(begin)

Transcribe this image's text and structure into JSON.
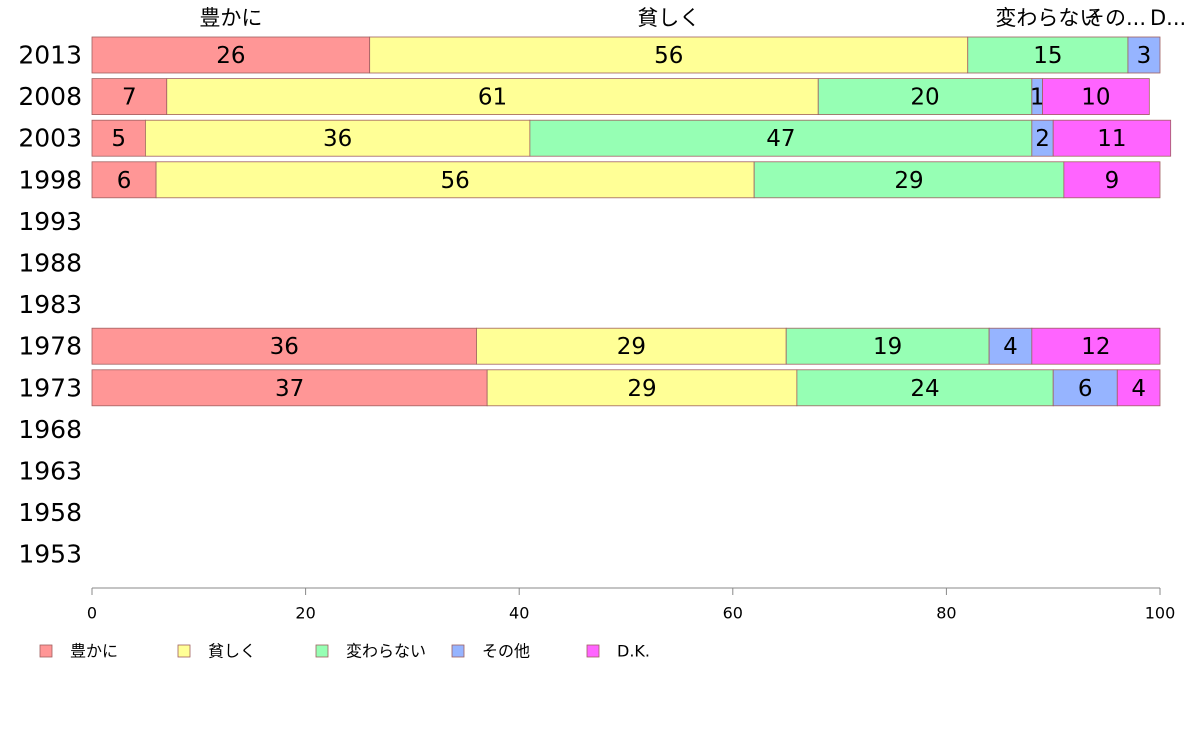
{
  "colors": {
    "豊かに": "#ff9696",
    "貧しく": "#ffff96",
    "変わらない": "#96ffb4",
    "その他": "#96b4ff",
    "D.K.": "#ff64ff"
  },
  "chart_data": {
    "type": "bar",
    "orientation": "horizontal",
    "stacked": true,
    "title": "",
    "xlabel": "",
    "ylabel": "",
    "xlim": [
      0,
      100
    ],
    "x_ticks": [
      "0",
      "20",
      "40",
      "60",
      "80",
      "100"
    ],
    "categories": [
      "2013",
      "2008",
      "2003",
      "1998",
      "1993",
      "1988",
      "1983",
      "1978",
      "1973",
      "1968",
      "1963",
      "1958",
      "1953"
    ],
    "series": [
      {
        "name": "豊かに",
        "values": [
          26,
          7,
          5,
          6,
          null,
          null,
          null,
          36,
          37,
          null,
          null,
          null,
          null
        ]
      },
      {
        "name": "貧しく",
        "values": [
          56,
          61,
          36,
          56,
          null,
          null,
          null,
          29,
          29,
          null,
          null,
          null,
          null
        ]
      },
      {
        "name": "変わらない",
        "values": [
          15,
          20,
          47,
          29,
          null,
          null,
          null,
          19,
          24,
          null,
          null,
          null,
          null
        ]
      },
      {
        "name": "その他",
        "values": [
          3,
          1,
          2,
          null,
          null,
          null,
          null,
          4,
          6,
          null,
          null,
          null,
          null
        ]
      },
      {
        "name": "D.K.",
        "values": [
          null,
          10,
          11,
          9,
          null,
          null,
          null,
          12,
          4,
          null,
          null,
          null,
          null
        ]
      }
    ],
    "top_labels": [
      "豊かに",
      "貧しく",
      "変わらない",
      "その...",
      "D..."
    ],
    "legend": {
      "position": "bottom",
      "entries": [
        "豊かに",
        "貧しく",
        "変わらない",
        "その他",
        "D.K."
      ]
    }
  }
}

(end)

--- Problem description ---
Skip the pictures and print each record exactly as it stands.

--- Response to this task ---
Transcribe this image's text and structure into JSON.
{
  "colors": {
    "豊かに": "#ff9696",
    "貧しく": "#ffff96",
    "変わらない": "#96ffb4",
    "その他": "#96b4ff",
    "D.K.": "#ff64ff"
  },
  "chart_data": {
    "type": "bar",
    "orientation": "horizontal",
    "stacked": true,
    "title": "",
    "xlabel": "",
    "ylabel": "",
    "xlim": [
      0,
      100
    ],
    "x_ticks": [
      "0",
      "20",
      "40",
      "60",
      "80",
      "100"
    ],
    "categories": [
      "2013",
      "2008",
      "2003",
      "1998",
      "1993",
      "1988",
      "1983",
      "1978",
      "1973",
      "1968",
      "1963",
      "1958",
      "1953"
    ],
    "series": [
      {
        "name": "豊かに",
        "values": [
          26,
          7,
          5,
          6,
          null,
          null,
          null,
          36,
          37,
          null,
          null,
          null,
          null
        ]
      },
      {
        "name": "貧しく",
        "values": [
          56,
          61,
          36,
          56,
          null,
          null,
          null,
          29,
          29,
          null,
          null,
          null,
          null
        ]
      },
      {
        "name": "変わらない",
        "values": [
          15,
          20,
          47,
          29,
          null,
          null,
          null,
          19,
          24,
          null,
          null,
          null,
          null
        ]
      },
      {
        "name": "その他",
        "values": [
          3,
          1,
          2,
          null,
          null,
          null,
          null,
          4,
          6,
          null,
          null,
          null,
          null
        ]
      },
      {
        "name": "D.K.",
        "values": [
          null,
          10,
          11,
          9,
          null,
          null,
          null,
          12,
          4,
          null,
          null,
          null,
          null
        ]
      }
    ],
    "top_labels": [
      "豊かに",
      "貧しく",
      "変わらない",
      "その...",
      "D..."
    ],
    "legend": {
      "position": "bottom",
      "entries": [
        "豊かに",
        "貧しく",
        "変わらない",
        "その他",
        "D.K."
      ]
    }
  }
}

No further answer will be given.